(Collected data)
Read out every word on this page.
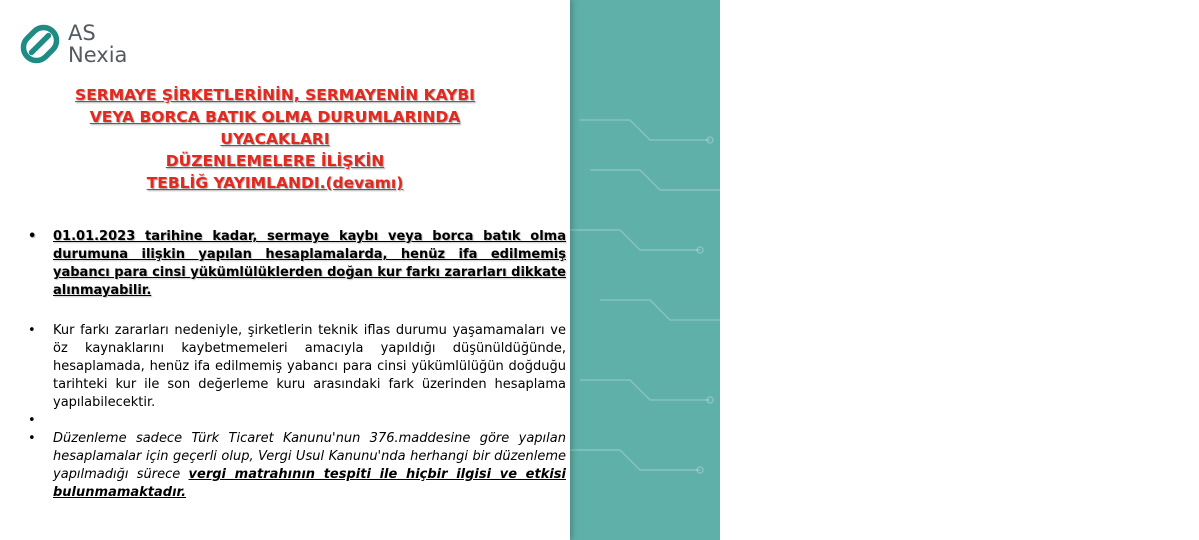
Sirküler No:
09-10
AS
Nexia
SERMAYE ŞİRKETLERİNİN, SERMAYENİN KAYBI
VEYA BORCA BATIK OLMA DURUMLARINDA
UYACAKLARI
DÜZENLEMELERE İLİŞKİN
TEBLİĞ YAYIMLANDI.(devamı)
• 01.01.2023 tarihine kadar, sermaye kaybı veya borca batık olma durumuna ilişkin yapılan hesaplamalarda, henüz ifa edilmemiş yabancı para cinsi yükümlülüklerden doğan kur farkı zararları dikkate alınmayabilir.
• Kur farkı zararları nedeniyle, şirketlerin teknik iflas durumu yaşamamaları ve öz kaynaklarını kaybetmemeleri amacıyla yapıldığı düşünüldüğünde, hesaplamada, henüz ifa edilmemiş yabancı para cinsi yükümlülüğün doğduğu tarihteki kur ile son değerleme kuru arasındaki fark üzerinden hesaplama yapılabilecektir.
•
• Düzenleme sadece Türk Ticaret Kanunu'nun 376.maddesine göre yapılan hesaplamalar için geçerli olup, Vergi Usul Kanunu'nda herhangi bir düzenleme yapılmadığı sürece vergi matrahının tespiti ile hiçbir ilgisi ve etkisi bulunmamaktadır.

---

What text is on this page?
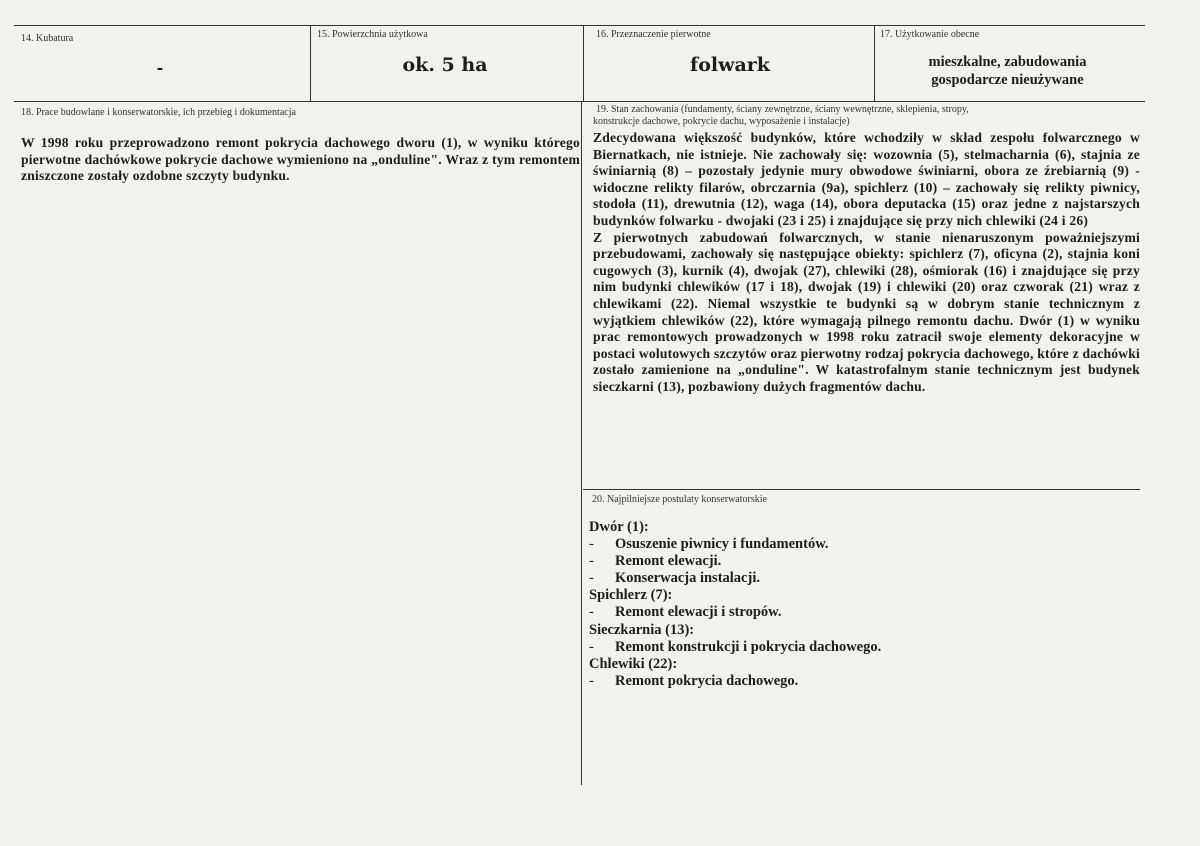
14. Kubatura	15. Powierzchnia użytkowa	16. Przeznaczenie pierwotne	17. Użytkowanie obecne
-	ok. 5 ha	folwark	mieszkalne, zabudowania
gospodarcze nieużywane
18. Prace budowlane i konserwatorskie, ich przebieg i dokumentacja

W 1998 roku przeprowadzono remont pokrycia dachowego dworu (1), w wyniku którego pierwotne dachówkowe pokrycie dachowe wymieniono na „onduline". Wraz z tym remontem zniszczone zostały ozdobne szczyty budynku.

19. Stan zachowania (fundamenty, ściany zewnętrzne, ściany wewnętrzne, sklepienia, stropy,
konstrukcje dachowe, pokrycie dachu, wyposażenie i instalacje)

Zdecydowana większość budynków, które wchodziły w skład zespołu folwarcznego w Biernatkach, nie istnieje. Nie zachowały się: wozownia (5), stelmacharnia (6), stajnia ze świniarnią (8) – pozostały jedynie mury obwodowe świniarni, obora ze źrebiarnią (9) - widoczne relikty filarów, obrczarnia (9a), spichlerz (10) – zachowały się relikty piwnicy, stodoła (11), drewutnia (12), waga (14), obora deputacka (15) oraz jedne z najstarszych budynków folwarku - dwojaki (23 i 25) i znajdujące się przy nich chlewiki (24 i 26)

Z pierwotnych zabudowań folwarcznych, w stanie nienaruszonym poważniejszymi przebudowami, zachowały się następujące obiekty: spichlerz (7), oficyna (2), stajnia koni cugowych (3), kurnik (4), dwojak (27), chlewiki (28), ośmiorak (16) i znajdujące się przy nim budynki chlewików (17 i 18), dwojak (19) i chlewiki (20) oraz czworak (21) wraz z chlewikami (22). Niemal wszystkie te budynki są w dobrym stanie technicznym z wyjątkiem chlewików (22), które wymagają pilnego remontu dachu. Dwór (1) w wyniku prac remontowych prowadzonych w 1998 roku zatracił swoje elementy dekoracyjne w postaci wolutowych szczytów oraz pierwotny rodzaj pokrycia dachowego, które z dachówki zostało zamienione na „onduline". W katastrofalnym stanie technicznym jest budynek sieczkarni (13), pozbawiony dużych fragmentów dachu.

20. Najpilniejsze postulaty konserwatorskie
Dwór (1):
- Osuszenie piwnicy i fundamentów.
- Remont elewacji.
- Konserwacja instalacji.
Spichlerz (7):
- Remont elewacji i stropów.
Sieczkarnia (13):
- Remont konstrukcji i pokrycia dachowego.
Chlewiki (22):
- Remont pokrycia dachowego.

#### [WHAT THE TASK ASKS]
Which lines of the data above contain "page"? Copy each one.

#### [REPLY]
Read out every word on this page.
What text is on this page?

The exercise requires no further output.